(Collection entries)
++++

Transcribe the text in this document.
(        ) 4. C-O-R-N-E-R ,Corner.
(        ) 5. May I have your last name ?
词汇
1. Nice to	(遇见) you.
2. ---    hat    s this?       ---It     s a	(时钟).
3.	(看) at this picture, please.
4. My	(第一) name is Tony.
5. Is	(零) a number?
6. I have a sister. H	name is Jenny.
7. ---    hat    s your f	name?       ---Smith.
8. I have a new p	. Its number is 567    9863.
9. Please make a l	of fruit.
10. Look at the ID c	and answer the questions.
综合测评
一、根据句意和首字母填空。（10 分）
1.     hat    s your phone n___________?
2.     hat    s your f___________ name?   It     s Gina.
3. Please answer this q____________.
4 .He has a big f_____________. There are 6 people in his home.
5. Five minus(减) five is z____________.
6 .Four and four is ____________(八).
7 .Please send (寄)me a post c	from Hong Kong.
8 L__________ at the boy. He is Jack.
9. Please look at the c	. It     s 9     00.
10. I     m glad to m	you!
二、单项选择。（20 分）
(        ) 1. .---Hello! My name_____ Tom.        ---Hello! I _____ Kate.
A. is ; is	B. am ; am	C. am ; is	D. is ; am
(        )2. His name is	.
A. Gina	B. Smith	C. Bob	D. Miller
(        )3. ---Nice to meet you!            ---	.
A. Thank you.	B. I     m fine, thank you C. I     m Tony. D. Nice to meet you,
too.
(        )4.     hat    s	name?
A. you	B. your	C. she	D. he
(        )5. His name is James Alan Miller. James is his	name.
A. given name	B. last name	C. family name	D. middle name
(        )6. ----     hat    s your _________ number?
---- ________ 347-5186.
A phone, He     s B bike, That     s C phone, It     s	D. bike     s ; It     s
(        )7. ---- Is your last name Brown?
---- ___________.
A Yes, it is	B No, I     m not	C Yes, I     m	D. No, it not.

++++

● **The request**: Copy all of the material word for word.

● **Answer to the exercise**:
Transcribe the text in this document.
(        ) 4. C-O-R-N-E-R ,Corner.
(        ) 5. May I have your last name ?
词汇
1. Nice to	(遇见) you.
2. ---    hat    s this?       ---It     s a	(时钟).
3.	(看) at this picture, please.
4. My	(第一) name is Tony.
5. Is	(零) a number?
6. I have a sister. H	name is Jenny.
7. ---    hat    s your f	name?       ---Smith.
8. I have a new p	. Its number is 567    9863.
9. Please make a l	of fruit.
10. Look at the ID c	and answer the questions.
综合测评
一、根据句意和首字母填空。（10 分）
1.     hat    s your phone n___________?
2.     hat    s your f___________ name?   It     s Gina.
3. Please answer this q____________.
4 .He has a big f_____________. There are 6 people in his home.
5. Five minus(减) five is z____________.
6 .Four and four is ____________(八).
7 .Please send (寄)me a post c	from Hong Kong.
8 L__________ at the boy. He is Jack.
9. Please look at the c	. It     s 9     00.
10. I     m glad to m	you!
二、单项选择。（20 分）
(        ) 1. .---Hello! My name_____ Tom.        ---Hello! I _____ Kate.
A. is ; is	B. am ; am	C. am ; is	D. is ; am
(        )2. His name is	.
A. Gina	B. Smith	C. Bob	D. Miller
(        )3. ---Nice to meet you!            ---	.
A. Thank you.	B. I     m fine, thank you C. I     m Tony. D. Nice to meet you,
too.
(        )4.     hat    s	name?
A. you	B. your	C. she	D. he
(        )5. His name is James Alan Miller. James is his	name.
A. given name	B. last name	C. family name	D. middle name
(        )6. ----     hat    s your _________ number?
---- ________ 347-5186.
A phone, He     s B bike, That     s C phone, It     s	D. bike     s ; It     s
(        )7. ---- Is your last name Brown?
---- ___________.
A Yes, it is	B No, I     m not	C Yes, I     m	D. No, it not.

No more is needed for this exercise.